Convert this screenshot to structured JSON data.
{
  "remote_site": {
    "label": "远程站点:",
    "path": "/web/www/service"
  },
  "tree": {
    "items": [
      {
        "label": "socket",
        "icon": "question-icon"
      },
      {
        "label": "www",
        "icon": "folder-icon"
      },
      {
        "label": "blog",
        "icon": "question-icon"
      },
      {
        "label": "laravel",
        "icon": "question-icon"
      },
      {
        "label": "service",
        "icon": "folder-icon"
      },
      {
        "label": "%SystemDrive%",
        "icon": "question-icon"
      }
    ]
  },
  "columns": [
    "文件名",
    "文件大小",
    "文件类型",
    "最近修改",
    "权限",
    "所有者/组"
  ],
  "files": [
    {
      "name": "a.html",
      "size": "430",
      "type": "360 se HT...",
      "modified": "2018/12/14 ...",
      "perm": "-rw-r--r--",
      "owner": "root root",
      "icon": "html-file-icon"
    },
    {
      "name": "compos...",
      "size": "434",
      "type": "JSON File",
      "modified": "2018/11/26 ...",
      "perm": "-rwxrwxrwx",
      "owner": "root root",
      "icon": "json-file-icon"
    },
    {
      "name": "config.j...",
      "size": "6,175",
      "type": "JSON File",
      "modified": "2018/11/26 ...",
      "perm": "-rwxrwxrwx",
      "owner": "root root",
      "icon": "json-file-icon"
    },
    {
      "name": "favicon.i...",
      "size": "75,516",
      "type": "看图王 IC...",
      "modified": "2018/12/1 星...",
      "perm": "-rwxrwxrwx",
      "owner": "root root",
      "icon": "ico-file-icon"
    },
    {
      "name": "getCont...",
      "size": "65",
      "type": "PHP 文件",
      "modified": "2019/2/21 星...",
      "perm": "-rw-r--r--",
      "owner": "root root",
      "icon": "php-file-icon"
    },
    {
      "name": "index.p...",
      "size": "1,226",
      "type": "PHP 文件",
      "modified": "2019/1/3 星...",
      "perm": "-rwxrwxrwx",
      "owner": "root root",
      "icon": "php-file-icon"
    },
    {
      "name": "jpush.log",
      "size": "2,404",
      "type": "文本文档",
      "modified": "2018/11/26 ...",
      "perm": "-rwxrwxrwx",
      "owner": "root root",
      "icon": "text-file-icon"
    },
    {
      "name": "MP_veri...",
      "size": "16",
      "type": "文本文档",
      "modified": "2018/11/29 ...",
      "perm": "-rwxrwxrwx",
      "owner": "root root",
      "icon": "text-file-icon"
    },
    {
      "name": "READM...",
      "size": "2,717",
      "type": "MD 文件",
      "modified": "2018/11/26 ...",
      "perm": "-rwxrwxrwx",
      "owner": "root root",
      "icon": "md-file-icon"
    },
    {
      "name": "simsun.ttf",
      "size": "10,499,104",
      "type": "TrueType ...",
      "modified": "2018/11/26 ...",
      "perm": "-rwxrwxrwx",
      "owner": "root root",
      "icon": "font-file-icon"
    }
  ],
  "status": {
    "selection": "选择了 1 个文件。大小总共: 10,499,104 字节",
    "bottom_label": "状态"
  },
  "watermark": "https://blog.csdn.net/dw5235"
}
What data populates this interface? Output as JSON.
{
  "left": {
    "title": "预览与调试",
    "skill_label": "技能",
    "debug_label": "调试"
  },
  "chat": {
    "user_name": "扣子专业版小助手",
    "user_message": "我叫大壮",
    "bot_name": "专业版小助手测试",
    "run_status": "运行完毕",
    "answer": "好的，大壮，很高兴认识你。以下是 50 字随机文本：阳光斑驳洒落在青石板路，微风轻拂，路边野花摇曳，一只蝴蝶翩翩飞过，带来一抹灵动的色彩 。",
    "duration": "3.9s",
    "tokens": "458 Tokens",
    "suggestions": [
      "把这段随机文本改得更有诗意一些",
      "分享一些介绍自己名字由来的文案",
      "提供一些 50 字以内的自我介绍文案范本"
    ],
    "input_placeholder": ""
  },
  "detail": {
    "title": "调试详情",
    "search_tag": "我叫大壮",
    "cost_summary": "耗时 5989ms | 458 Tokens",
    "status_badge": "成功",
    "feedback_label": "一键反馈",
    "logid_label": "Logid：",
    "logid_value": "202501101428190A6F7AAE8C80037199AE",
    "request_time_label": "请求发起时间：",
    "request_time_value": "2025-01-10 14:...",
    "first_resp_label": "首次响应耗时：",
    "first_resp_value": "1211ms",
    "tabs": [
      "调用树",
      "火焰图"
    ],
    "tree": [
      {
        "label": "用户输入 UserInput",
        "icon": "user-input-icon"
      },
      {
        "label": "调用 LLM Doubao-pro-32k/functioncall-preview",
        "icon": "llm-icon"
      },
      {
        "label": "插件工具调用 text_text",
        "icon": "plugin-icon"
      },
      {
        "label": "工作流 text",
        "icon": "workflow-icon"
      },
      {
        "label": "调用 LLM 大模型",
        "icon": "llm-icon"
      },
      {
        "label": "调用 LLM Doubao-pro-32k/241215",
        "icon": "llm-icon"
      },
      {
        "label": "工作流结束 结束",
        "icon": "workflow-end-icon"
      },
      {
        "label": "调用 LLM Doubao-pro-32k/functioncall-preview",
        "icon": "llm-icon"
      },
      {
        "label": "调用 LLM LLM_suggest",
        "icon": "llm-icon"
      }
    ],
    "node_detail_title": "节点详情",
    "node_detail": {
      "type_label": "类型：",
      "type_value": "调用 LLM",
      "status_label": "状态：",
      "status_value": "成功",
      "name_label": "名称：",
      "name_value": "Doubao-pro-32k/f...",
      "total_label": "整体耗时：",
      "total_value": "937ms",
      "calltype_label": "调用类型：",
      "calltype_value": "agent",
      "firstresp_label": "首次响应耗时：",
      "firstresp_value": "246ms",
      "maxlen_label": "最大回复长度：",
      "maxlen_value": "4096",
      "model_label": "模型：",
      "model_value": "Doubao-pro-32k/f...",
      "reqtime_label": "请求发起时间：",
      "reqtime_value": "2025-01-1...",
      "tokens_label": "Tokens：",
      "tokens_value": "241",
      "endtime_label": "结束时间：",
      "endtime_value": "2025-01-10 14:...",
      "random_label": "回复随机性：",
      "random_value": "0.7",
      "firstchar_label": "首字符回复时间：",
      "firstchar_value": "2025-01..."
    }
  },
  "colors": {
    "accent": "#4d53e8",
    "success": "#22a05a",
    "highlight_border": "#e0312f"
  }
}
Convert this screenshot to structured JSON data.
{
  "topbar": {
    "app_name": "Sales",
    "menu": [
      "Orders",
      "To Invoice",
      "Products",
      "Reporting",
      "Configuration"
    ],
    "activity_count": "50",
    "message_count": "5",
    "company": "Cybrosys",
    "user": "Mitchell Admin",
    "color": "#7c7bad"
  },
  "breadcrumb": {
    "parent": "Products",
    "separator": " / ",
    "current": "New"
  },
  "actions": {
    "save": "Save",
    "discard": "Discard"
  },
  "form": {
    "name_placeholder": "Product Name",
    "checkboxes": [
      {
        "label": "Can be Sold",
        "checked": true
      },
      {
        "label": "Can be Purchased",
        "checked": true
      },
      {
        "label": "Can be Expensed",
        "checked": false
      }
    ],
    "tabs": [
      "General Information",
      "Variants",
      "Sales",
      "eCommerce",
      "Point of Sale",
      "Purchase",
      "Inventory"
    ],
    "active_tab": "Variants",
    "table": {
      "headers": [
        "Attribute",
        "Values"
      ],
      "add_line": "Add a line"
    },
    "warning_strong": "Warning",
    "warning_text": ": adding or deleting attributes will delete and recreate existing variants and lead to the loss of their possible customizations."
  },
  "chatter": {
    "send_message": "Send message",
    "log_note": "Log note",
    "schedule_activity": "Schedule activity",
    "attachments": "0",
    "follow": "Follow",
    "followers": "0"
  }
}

┄┄┄┄┄┄┄┄┄┄┄┄┄┄┄┄┄┄┄┄

_REQUIREMENT_: Repeat the records exactly, including every line.

_TASK SOLUTION_:
Convert this screenshot to structured JSON data.
{
  "remote_site": {
    "label": "远程站点:",
    "path": "/web/www/service"
  },
  "tree": {
    "items": [
      {
        "label": "socket",
        "icon": "question-icon"
      },
      {
        "label": "www",
        "icon": "folder-icon"
      },
      {
        "label": "blog",
        "icon": "question-icon"
      },
      {
        "label": "laravel",
        "icon": "question-icon"
      },
      {
        "label": "service",
        "icon": "folder-icon"
      },
      {
        "label": "%SystemDrive%",
        "icon": "question-icon"
      }
    ]
  },
  "columns": [
    "文件名",
    "文件大小",
    "文件类型",
    "最近修改",
    "权限",
    "所有者/组"
  ],
  "files": [
    {
      "name": "a.html",
      "size": "430",
      "type": "360 se HT...",
      "modified": "2018/12/14 ...",
      "perm": "-rw-r--r--",
      "owner": "root root",
      "icon": "html-file-icon"
    },
    {
      "name": "compos...",
      "size": "434",
      "type": "JSON File",
      "modified": "2018/11/26 ...",
      "perm": "-rwxrwxrwx",
      "owner": "root root",
      "icon": "json-file-icon"
    },
    {
      "name": "config.j...",
      "size": "6,175",
      "type": "JSON File",
      "modified": "2018/11/26 ...",
      "perm": "-rwxrwxrwx",
      "owner": "root root",
      "icon": "json-file-icon"
    },
    {
      "name": "favicon.i...",
      "size": "75,516",
      "type": "看图王 IC...",
      "modified": "2018/12/1 星...",
      "perm": "-rwxrwxrwx",
      "owner": "root root",
      "icon": "ico-file-icon"
    },
    {
      "name": "getCont...",
      "size": "65",
      "type": "PHP 文件",
      "modified": "2019/2/21 星...",
      "perm": "-rw-r--r--",
      "owner": "root root",
      "icon": "php-file-icon"
    },
    {
      "name": "index.p...",
      "size": "1,226",
      "type": "PHP 文件",
      "modified": "2019/1/3 星...",
      "perm": "-rwxrwxrwx",
      "owner": "root root",
      "icon": "php-file-icon"
    },
    {
      "name": "jpush.log",
      "size": "2,404",
      "type": "文本文档",
      "modified": "2018/11/26 ...",
      "perm": "-rwxrwxrwx",
      "owner": "root root",
      "icon": "text-file-icon"
    },
    {
      "name": "MP_veri...",
      "size": "16",
      "type": "文本文档",
      "modified": "2018/11/29 ...",
      "perm": "-rwxrwxrwx",
      "owner": "root root",
      "icon": "text-file-icon"
    },
    {
      "name": "READM...",
      "size": "2,717",
      "type": "MD 文件",
      "modified": "2018/11/26 ...",
      "perm": "-rwxrwxrwx",
      "owner": "root root",
      "icon": "md-file-icon"
    },
    {
      "name": "simsun.ttf",
      "size": "10,499,104",
      "type": "TrueType ...",
      "modified": "2018/11/26 ...",
      "perm": "-rwxrwxrwx",
      "owner": "root root",
      "icon": "font-file-icon"
    }
  ],
  "status": {
    "selection": "选择了 1 个文件。大小总共: 10,499,104 字节",
    "bottom_label": "状态"
  },
  "watermark": "https://blog.csdn.net/dw5235"
}
What data populates this interface? Output as JSON.
{
  "left": {
    "title": "预览与调试",
    "skill_label": "技能",
    "debug_label": "调试"
  },
  "chat": {
    "user_name": "扣子专业版小助手",
    "user_message": "我叫大壮",
    "bot_name": "专业版小助手测试",
    "run_status": "运行完毕",
    "answer": "好的，大壮，很高兴认识你。以下是 50 字随机文本：阳光斑驳洒落在青石板路，微风轻拂，路边野花摇曳，一只蝴蝶翩翩飞过，带来一抹灵动的色彩 。",
    "duration": "3.9s",
    "tokens": "458 Tokens",
    "suggestions": [
      "把这段随机文本改得更有诗意一些",
      "分享一些介绍自己名字由来的文案",
      "提供一些 50 字以内的自我介绍文案范本"
    ],
    "input_placeholder": ""
  },
  "detail": {
    "title": "调试详情",
    "search_tag": "我叫大壮",
    "cost_summary": "耗时 5989ms | 458 Tokens",
    "status_badge": "成功",
    "feedback_label": "一键反馈",
    "logid_label": "Logid：",
    "logid_value": "202501101428190A6F7AAE8C80037199AE",
    "request_time_label": "请求发起时间：",
    "request_time_value": "2025-01-10 14:...",
    "first_resp_label": "首次响应耗时：",
    "first_resp_value": "1211ms",
    "tabs": [
      "调用树",
      "火焰图"
    ],
    "tree": [
      {
        "label": "用户输入 UserInput",
        "icon": "user-input-icon"
      },
      {
        "label": "调用 LLM Doubao-pro-32k/functioncall-preview",
        "icon": "llm-icon"
      },
      {
        "label": "插件工具调用 text_text",
        "icon": "plugin-icon"
      },
      {
        "label": "工作流 text",
        "icon": "workflow-icon"
      },
      {
        "label": "调用 LLM 大模型",
        "icon": "llm-icon"
      },
      {
        "label": "调用 LLM Doubao-pro-32k/241215",
        "icon": "llm-icon"
      },
      {
        "label": "工作流结束 结束",
        "icon": "workflow-end-icon"
      },
      {
        "label": "调用 LLM Doubao-pro-32k/functioncall-preview",
        "icon": "llm-icon"
      },
      {
        "label": "调用 LLM LLM_suggest",
        "icon": "llm-icon"
      }
    ],
    "node_detail_title": "节点详情",
    "node_detail": {
      "type_label": "类型：",
      "type_value": "调用 LLM",
      "status_label": "状态：",
      "status_value": "成功",
      "name_label": "名称：",
      "name_value": "Doubao-pro-32k/f...",
      "total_label": "整体耗时：",
      "total_value": "937ms",
      "calltype_label": "调用类型：",
      "calltype_value": "agent",
      "firstresp_label": "首次响应耗时：",
      "firstresp_value": "246ms",
      "maxlen_label": "最大回复长度：",
      "maxlen_value": "4096",
      "model_label": "模型：",
      "model_value": "Doubao-pro-32k/f...",
      "reqtime_label": "请求发起时间：",
      "reqtime_value": "2025-01-1...",
      "tokens_label": "Tokens：",
      "tokens_value": "241",
      "endtime_label": "结束时间：",
      "endtime_value": "2025-01-10 14:...",
      "random_label": "回复随机性：",
      "random_value": "0.7",
      "firstchar_label": "首字符回复时间：",
      "firstchar_value": "2025-01..."
    }
  },
  "colors": {
    "accent": "#4d53e8",
    "success": "#22a05a",
    "highlight_border": "#e0312f"
  }
}
Convert this screenshot to structured JSON data.
{
  "topbar": {
    "app_name": "Sales",
    "menu": [
      "Orders",
      "To Invoice",
      "Products",
      "Reporting",
      "Configuration"
    ],
    "activity_count": "50",
    "message_count": "5",
    "company": "Cybrosys",
    "user": "Mitchell Admin",
    "color": "#7c7bad"
  },
  "breadcrumb": {
    "parent": "Products",
    "separator": " / ",
    "current": "New"
  },
  "actions": {
    "save": "Save",
    "discard": "Discard"
  },
  "form": {
    "name_placeholder": "Product Name",
    "checkboxes": [
      {
        "label": "Can be Sold",
        "checked": true
      },
      {
        "label": "Can be Purchased",
        "checked": true
      },
      {
        "label": "Can be Expensed",
        "checked": false
      }
    ],
    "tabs": [
      "General Information",
      "Variants",
      "Sales",
      "eCommerce",
      "Point of Sale",
      "Purchase",
      "Inventory"
    ],
    "active_tab": "Variants",
    "table": {
      "headers": [
        "Attribute",
        "Values"
      ],
      "add_line": "Add a line"
    },
    "warning_strong": "Warning",
    "warning_text": ": adding or deleting attributes will delete and recreate existing variants and lead to the loss of their possible customizations."
  },
  "chatter": {
    "send_message": "Send message",
    "log_note": "Log note",
    "schedule_activity": "Schedule activity",
    "attachments": "0",
    "follow": "Follow",
    "followers": "0"
  }
}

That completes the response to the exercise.